GOAL: Exclude all pictures, then copy each of the records exactly as written.

INPUT DATA:
— Start —

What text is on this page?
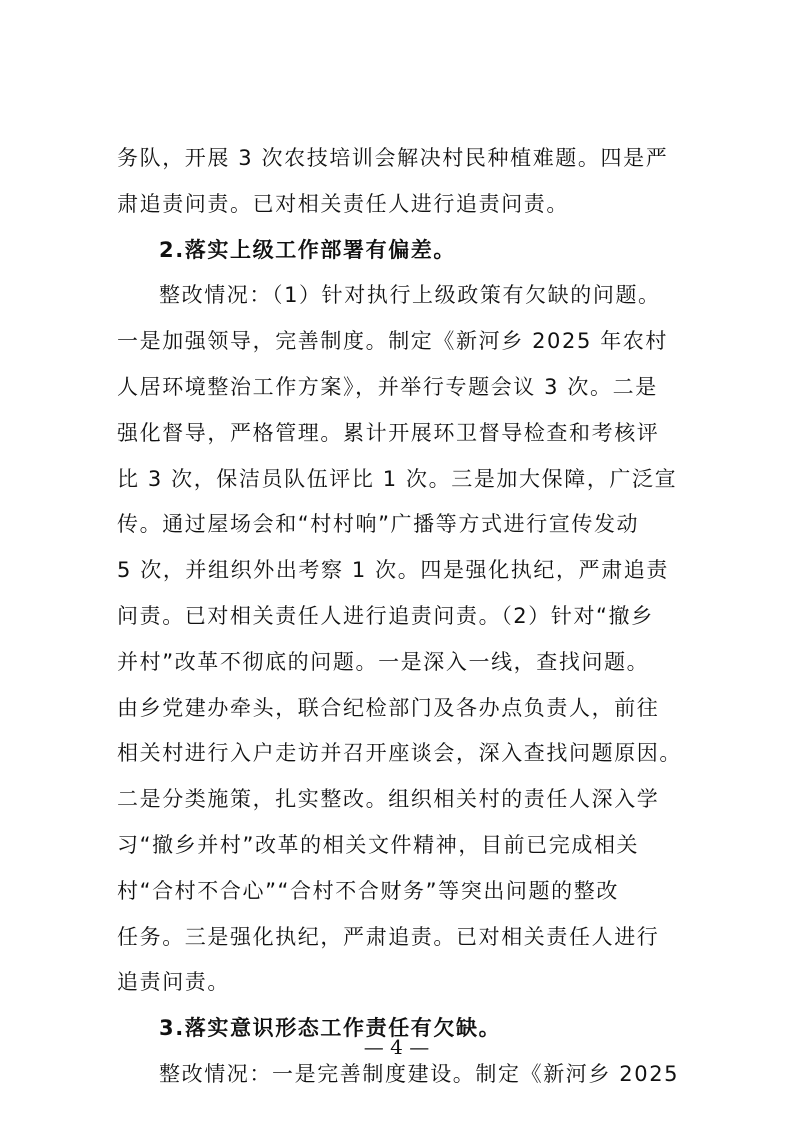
务队，开展 3 次农技培训会解决村民种植难题。四是严
肃追责问责。已对相关责任人进行追责问责。
2.落实上级工作部署有偏差。
整改情况：（1）针对执行上级政策有欠缺的问题。
一是加强领导，完善制度。制定《新河乡 2025 年农村
人居环境整治工作方案》，并举行专题会议 3 次。二是
强化督导，严格管理。累计开展环卫督导检查和考核评
比 3 次，保洁员队伍评比 1 次。三是加大保障，广泛宣
传。通过屋场会和“村村响”广播等方式进行宣传发动
5 次，并组织外出考察 1 次。四是强化执纪，严肃追责
问责。已对相关责任人进行追责问责。（2）针对“撤乡
并村”改革不彻底的问题。一是深入一线，查找问题。
由乡党建办牵头，联合纪检部门及各办点负责人，前往
相关村进行入户走访并召开座谈会，深入查找问题原因。
二是分类施策，扎实整改。组织相关村的责任人深入学
习“撤乡并村”改革的相关文件精神，目前已完成相关
村“合村不合心”“合村不合财务”等突出问题的整改
任务。三是强化执纪，严肃追责。已对相关责任人进行
追责问责。
3.落实意识形态工作责任有欠缺。
整改情况：一是完善制度建设。制定《新河乡 2025
— 4 —
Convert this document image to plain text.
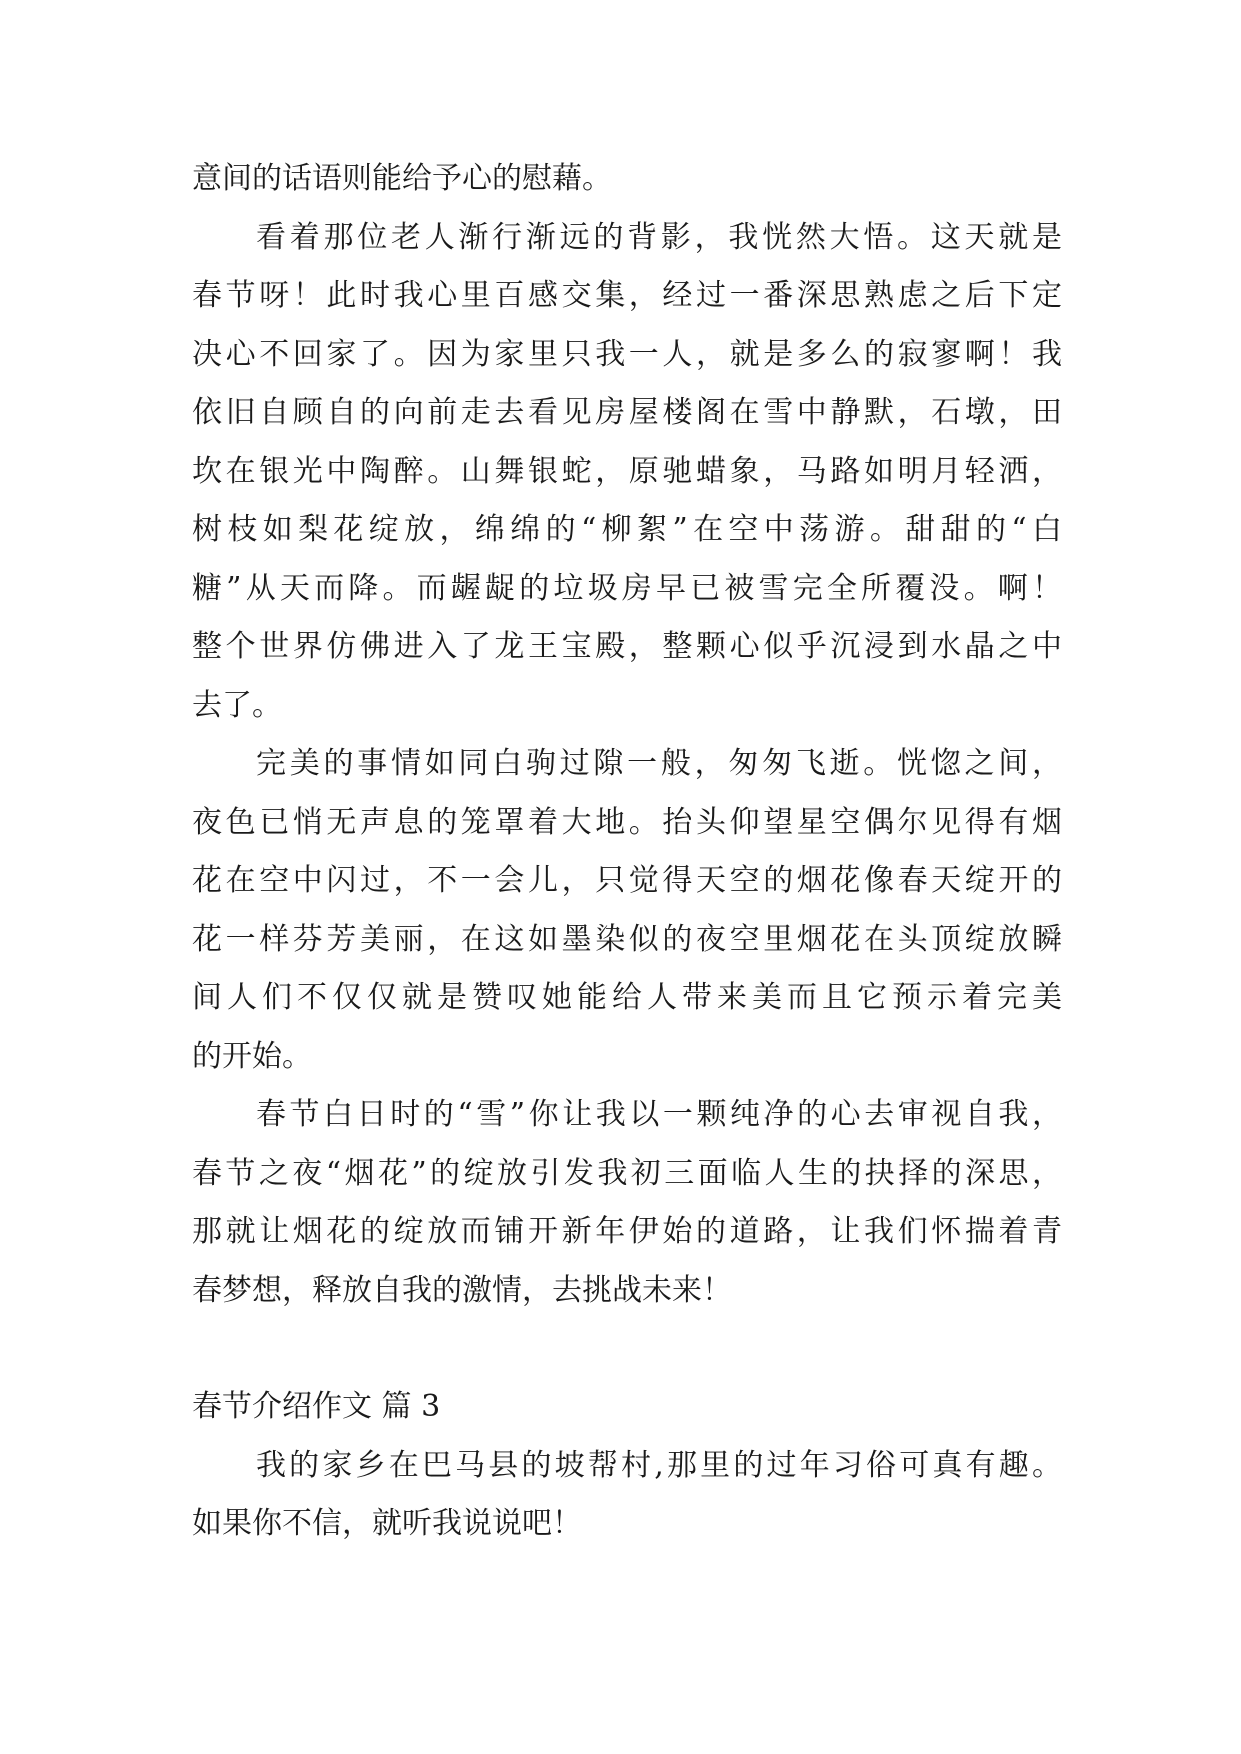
意间的话语则能给予心的慰藉。
看着那位老人渐行渐远的背影，我恍然大悟。这天就是
春节呀！此时我心里百感交集，经过一番深思熟虑之后下定
决心不回家了。因为家里只我一人，就是多么的寂寥啊！我
依旧自顾自的向前走去看见房屋楼阁在雪中静默，石墩，田
坎在银光中陶醉。山舞银蛇，原驰蜡象，马路如明月轻洒，
树枝如梨花绽放，绵绵的“柳絮”在空中荡游。甜甜的“白
糖”从天而降。而龌龊的垃圾房早已被雪完全所覆没。啊！
整个世界仿佛进入了龙王宝殿，整颗心似乎沉浸到水晶之中
去了。
完美的事情如同白驹过隙一般，匆匆飞逝。恍惚之间，
夜色已悄无声息的笼罩着大地。抬头仰望星空偶尔见得有烟
花在空中闪过，不一会儿，只觉得天空的烟花像春天绽开的
花一样芬芳美丽，在这如墨染似的夜空里烟花在头顶绽放瞬
间人们不仅仅就是赞叹她能给人带来美而且它预示着完美
的开始。
春节白日时的“雪”你让我以一颗纯净的心去审视自我，
春节之夜“烟花”的绽放引发我初三面临人生的抉择的深思，
那就让烟花的绽放而铺开新年伊始的道路，让我们怀揣着青
春梦想，释放自我的激情，去挑战未来！
春节介绍作文 篇 3
我的家乡在巴马县的坡帮村,那里的过年习俗可真有趣。
如果你不信，就听我说说吧！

— End —

REPLY TO THE TASK:
What text is on this page?
务队，开展 3 次农技培训会解决村民种植难题。四是严
肃追责问责。已对相关责任人进行追责问责。
2.落实上级工作部署有偏差。
整改情况：（1）针对执行上级政策有欠缺的问题。
一是加强领导，完善制度。制定《新河乡 2025 年农村
人居环境整治工作方案》，并举行专题会议 3 次。二是
强化督导，严格管理。累计开展环卫督导检查和考核评
比 3 次，保洁员队伍评比 1 次。三是加大保障，广泛宣
传。通过屋场会和“村村响”广播等方式进行宣传发动
5 次，并组织外出考察 1 次。四是强化执纪，严肃追责
问责。已对相关责任人进行追责问责。（2）针对“撤乡
并村”改革不彻底的问题。一是深入一线，查找问题。
由乡党建办牵头，联合纪检部门及各办点负责人，前往
相关村进行入户走访并召开座谈会，深入查找问题原因。
二是分类施策，扎实整改。组织相关村的责任人深入学
习“撤乡并村”改革的相关文件精神，目前已完成相关
村“合村不合心”“合村不合财务”等突出问题的整改
任务。三是强化执纪，严肃追责。已对相关责任人进行
追责问责。
3.落实意识形态工作责任有欠缺。
整改情况：一是完善制度建设。制定《新河乡 2025
— 4 —
Convert this document image to plain text.
意间的话语则能给予心的慰藉。
看着那位老人渐行渐远的背影，我恍然大悟。这天就是
春节呀！此时我心里百感交集，经过一番深思熟虑之后下定
决心不回家了。因为家里只我一人，就是多么的寂寥啊！我
依旧自顾自的向前走去看见房屋楼阁在雪中静默，石墩，田
坎在银光中陶醉。山舞银蛇，原驰蜡象，马路如明月轻洒，
树枝如梨花绽放，绵绵的“柳絮”在空中荡游。甜甜的“白
糖”从天而降。而龌龊的垃圾房早已被雪完全所覆没。啊！
整个世界仿佛进入了龙王宝殿，整颗心似乎沉浸到水晶之中
去了。
完美的事情如同白驹过隙一般，匆匆飞逝。恍惚之间，
夜色已悄无声息的笼罩着大地。抬头仰望星空偶尔见得有烟
花在空中闪过，不一会儿，只觉得天空的烟花像春天绽开的
花一样芬芳美丽，在这如墨染似的夜空里烟花在头顶绽放瞬
间人们不仅仅就是赞叹她能给人带来美而且它预示着完美
的开始。
春节白日时的“雪”你让我以一颗纯净的心去审视自我，
春节之夜“烟花”的绽放引发我初三面临人生的抉择的深思，
那就让烟花的绽放而铺开新年伊始的道路，让我们怀揣着青
春梦想，释放自我的激情，去挑战未来！
春节介绍作文 篇 3
我的家乡在巴马县的坡帮村,那里的过年习俗可真有趣。
如果你不信，就听我说说吧！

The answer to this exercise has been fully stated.